WHAT IS ASKED
Pick out the lines containing "monte".

GIVEN INFORMATION
****************

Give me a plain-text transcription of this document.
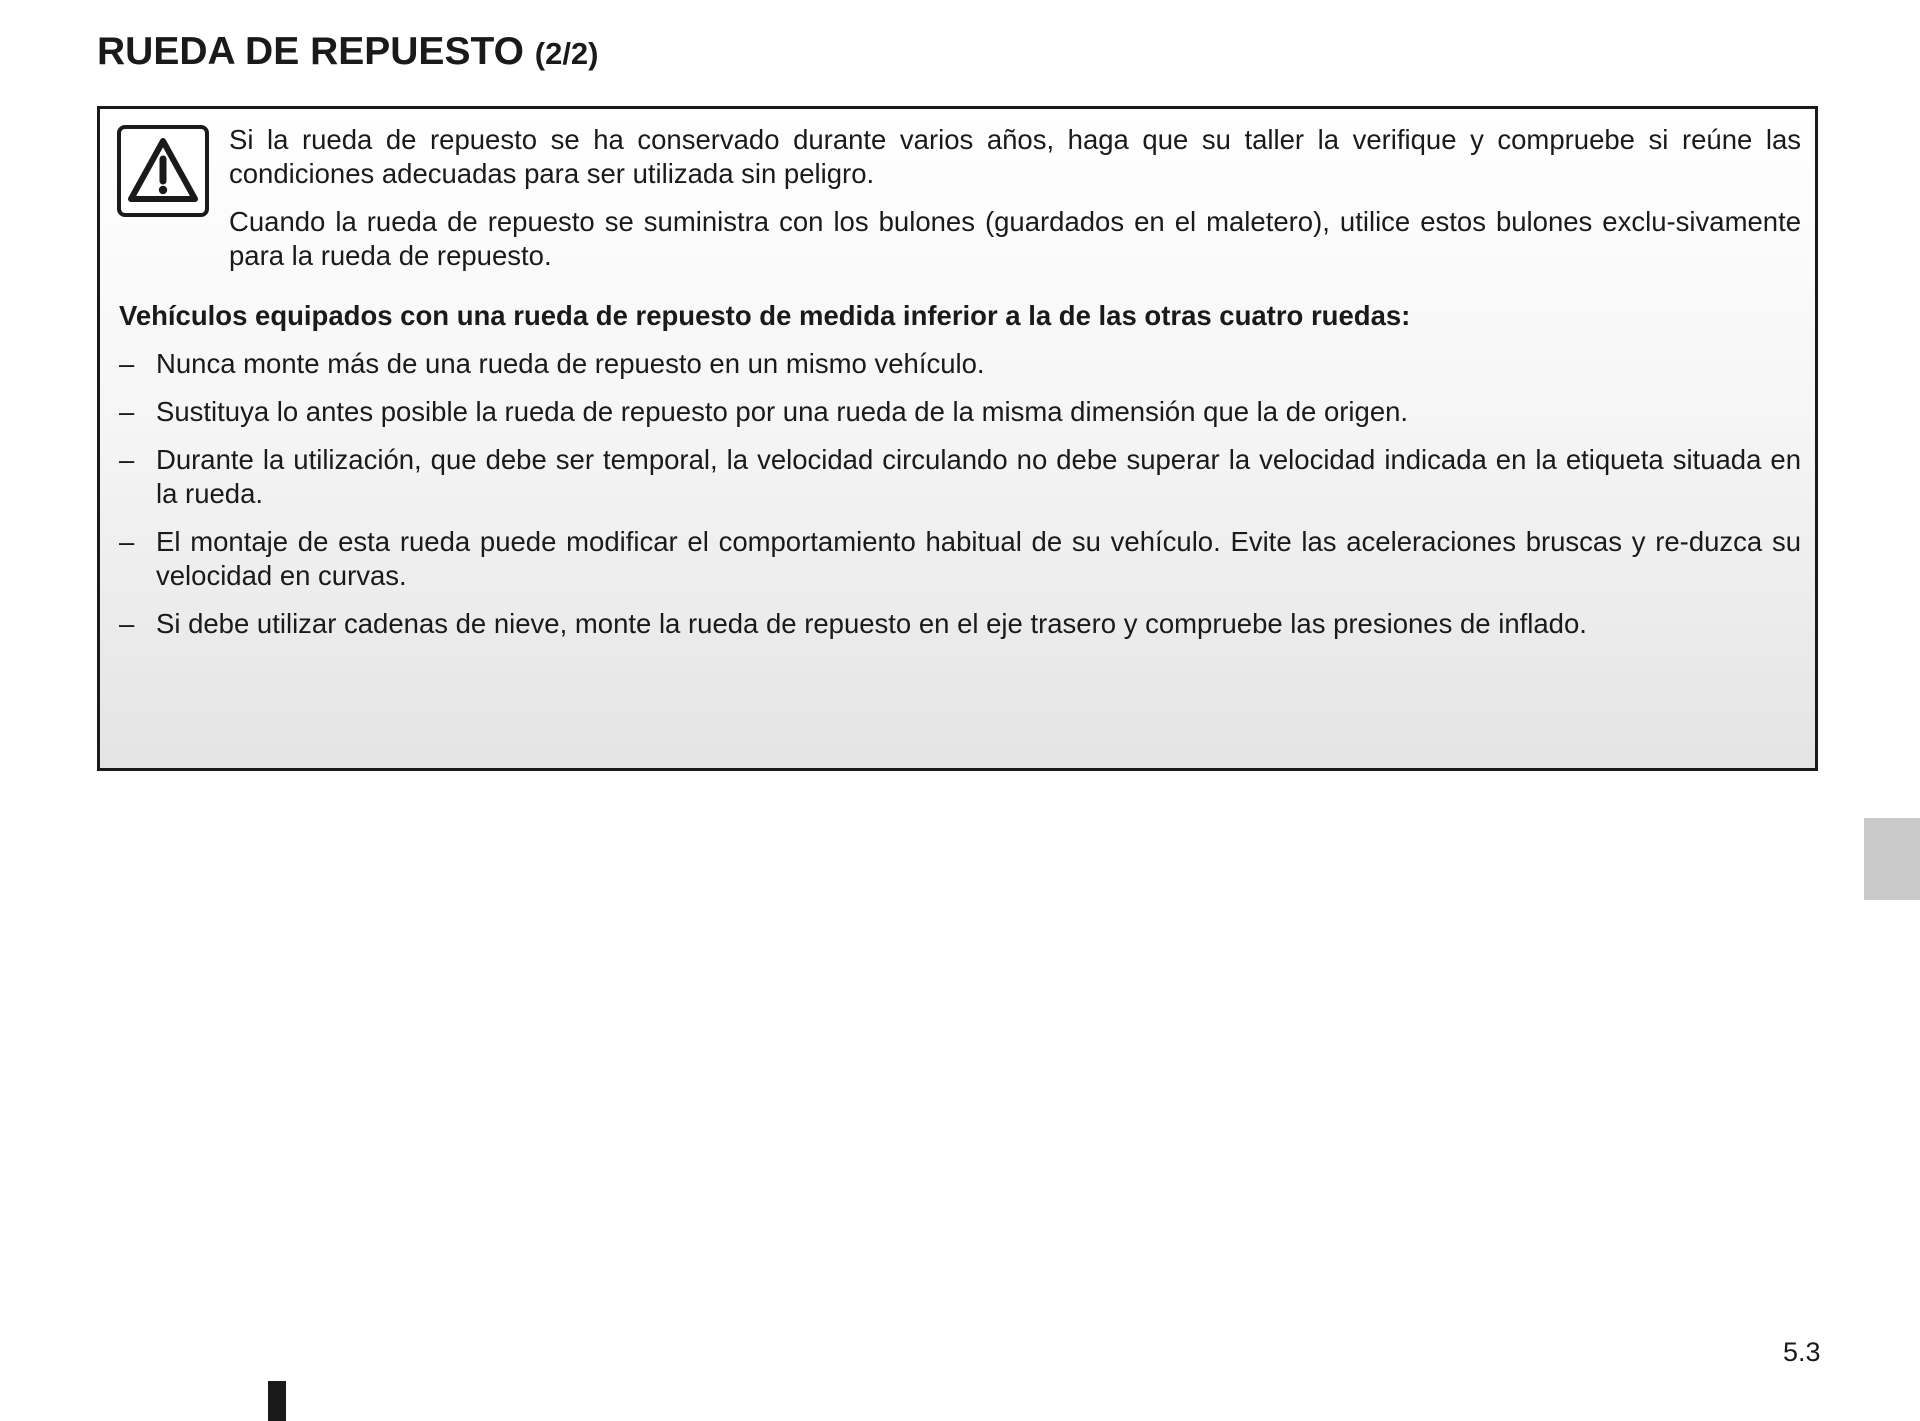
RUEDA DE REPUESTO (2/2)

Si la rueda de repuesto se ha conservado durante varios años, haga que su taller la verifique y compruebe si reúne las condiciones adecuadas para ser utilizada sin peligro.

Cuando la rueda de repuesto se suministra con los bulones (guardados en el maletero), utilice estos bulones exclu-sivamente para la rueda de repuesto.

Vehículos equipados con una rueda de repuesto de medida inferior a la de las otras cuatro ruedas:
– Nunca monte más de una rueda de repuesto en un mismo vehículo.
– Sustituya lo antes posible la rueda de repuesto por una rueda de la misma dimensión que la de origen.
– Durante la utilización, que debe ser temporal, la velocidad circulando no debe superar la velocidad indicada en la etiqueta situada en la rueda.
– El montaje de esta rueda puede modificar el comportamiento habitual de su vehículo. Evite las aceleraciones bruscas y re-duzca su velocidad en curvas.
– Si debe utilizar cadenas de nieve, monte la rueda de repuesto en el eje trasero y compruebe las presiones de inflado.
5.3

****************

IN RESPONSE
– Nunca monte más de una rueda de repuesto en un mismo vehículo.
– Si debe utilizar cadenas de nieve, monte la rueda de repuesto en el eje trasero y compruebe las presiones de inflado.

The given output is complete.